[EXTRACTED MATERIAL]:
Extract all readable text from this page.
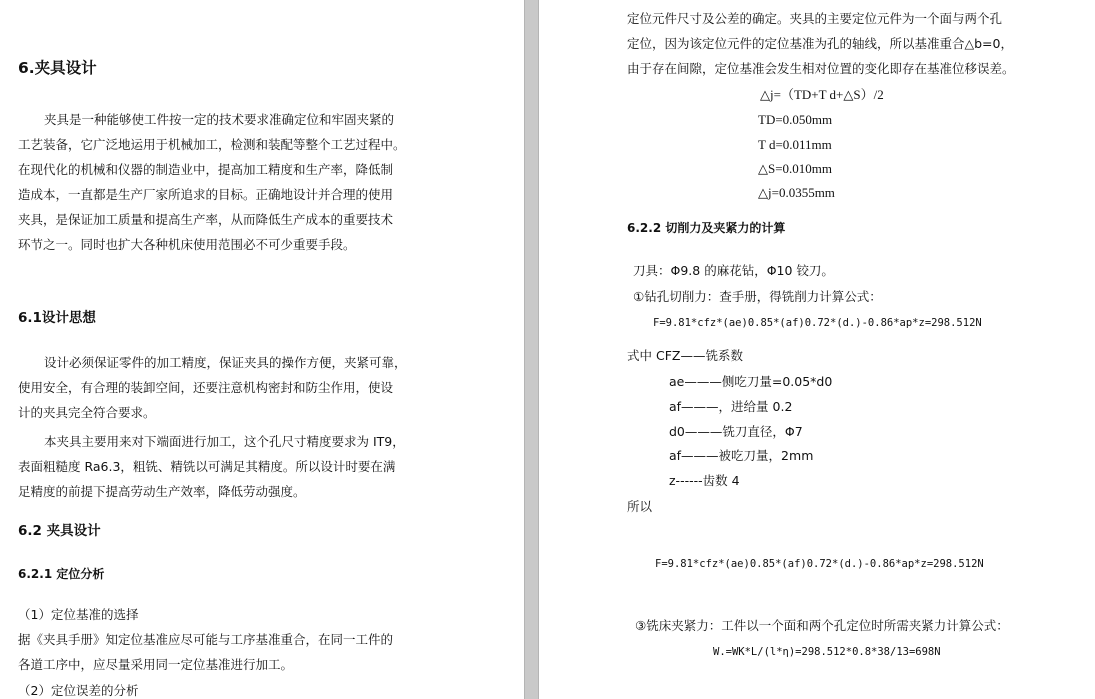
6.夹具设计
夹具是一种能够使工件按一定的技术要求准确定位和牢固夹紧的
工艺装备，它广泛地运用于机械加工，检测和装配等整个工艺过程中。
在现代化的机械和仪器的制造业中，提高加工精度和生产率，降低制
造成本，一直都是生产厂家所追求的目标。正确地设计并合理的使用
夹具，是保证加工质量和提高生产率，从而降低生产成本的重要技术
环节之一。同时也扩大各种机床使用范围必不可少重要手段。
6.1设计思想
设计必须保证零件的加工精度，保证夹具的操作方便，夹紧可靠，
使用安全，有合理的装卸空间，还要注意机构密封和防尘作用，使设
计的夹具完全符合要求。
本夹具主要用来对下端面进行加工，这个孔尺寸精度要求为 IT9，
表面粗糙度 Ra6.3，粗铣、精铣以可满足其精度。所以设计时要在满
足精度的前提下提高劳动生产效率，降低劳动强度。
6.2 夹具设计
6.2.1 定位分析
（1）定位基准的选择
据《夹具手册》知定位基准应尽可能与工序基准重合，在同一工件的
各道工序中，应尽量采用同一定位基准进行加工。
（2）定位误差的分析
定位元件尺寸及公差的确定。夹具的主要定位元件为一个面与两个孔
定位，因为该定位元件的定位基准为孔的轴线，所以基准重合△b=0，
由于存在间隙，定位基准会发生相对位置的变化即存在基准位移误差。
△j=（TD+T d+△S）/2
TD=0.050mm
T d=0.011mm
△S=0.010mm
△j=0.0355mm
6.2.2 切削力及夹紧力的计算
刀具：Φ9.8 的麻花钻，Φ10 铰刀。
①钻孔切削力：查手册，得铣削力计算公式：
F=9.81*cfz*(ae)0.85*(af)0.72*(d.)-0.86*ap*z=298.512N
式中 CFZ——铣系数
ae———侧吃刀量=0.05*d0
af———，进给量 0.2
d0———铣刀直径，Φ7
af———被吃刀量，2mm
z------齿数 4
所以
F=9.81*cfz*(ae)0.85*(af)0.72*(d.)-0.86*ap*z=298.512N
③铣床夹紧力：工件以一个面和两个孔定位时所需夹紧力计算公式：
W.=WK*L/(l*η)=298.512*0.8*38/13=698N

[TASK PROMPT]:
Transcribe the records above exactly as they appear, leaving out any pictures.

[EXERCISE RESULT]:
Extract all readable text from this page.
6.夹具设计
夹具是一种能够使工件按一定的技术要求准确定位和牢固夹紧的
工艺装备，它广泛地运用于机械加工，检测和装配等整个工艺过程中。
在现代化的机械和仪器的制造业中，提高加工精度和生产率，降低制
造成本，一直都是生产厂家所追求的目标。正确地设计并合理的使用
夹具，是保证加工质量和提高生产率，从而降低生产成本的重要技术
环节之一。同时也扩大各种机床使用范围必不可少重要手段。
6.1设计思想
设计必须保证零件的加工精度，保证夹具的操作方便，夹紧可靠，
使用安全，有合理的装卸空间，还要注意机构密封和防尘作用，使设
计的夹具完全符合要求。
本夹具主要用来对下端面进行加工，这个孔尺寸精度要求为 IT9，
表面粗糙度 Ra6.3，粗铣、精铣以可满足其精度。所以设计时要在满
足精度的前提下提高劳动生产效率，降低劳动强度。
6.2 夹具设计
6.2.1 定位分析
（1）定位基准的选择
据《夹具手册》知定位基准应尽可能与工序基准重合，在同一工件的
各道工序中，应尽量采用同一定位基准进行加工。
（2）定位误差的分析
定位元件尺寸及公差的确定。夹具的主要定位元件为一个面与两个孔
定位，因为该定位元件的定位基准为孔的轴线，所以基准重合△b=0，
由于存在间隙，定位基准会发生相对位置的变化即存在基准位移误差。
△j=（TD+T d+△S）/2
TD=0.050mm
T d=0.011mm
△S=0.010mm
△j=0.0355mm
6.2.2 切削力及夹紧力的计算
刀具：Φ9.8 的麻花钻，Φ10 铰刀。
①钻孔切削力：查手册，得铣削力计算公式：
F=9.81*cfz*(ae)0.85*(af)0.72*(d.)-0.86*ap*z=298.512N
式中 CFZ——铣系数
ae———侧吃刀量=0.05*d0
af———，进给量 0.2
d0———铣刀直径，Φ7
af———被吃刀量，2mm
z------齿数 4
所以
F=9.81*cfz*(ae)0.85*(af)0.72*(d.)-0.86*ap*z=298.512N
③铣床夹紧力：工件以一个面和两个孔定位时所需夹紧力计算公式：
W.=WK*L/(l*η)=298.512*0.8*38/13=698N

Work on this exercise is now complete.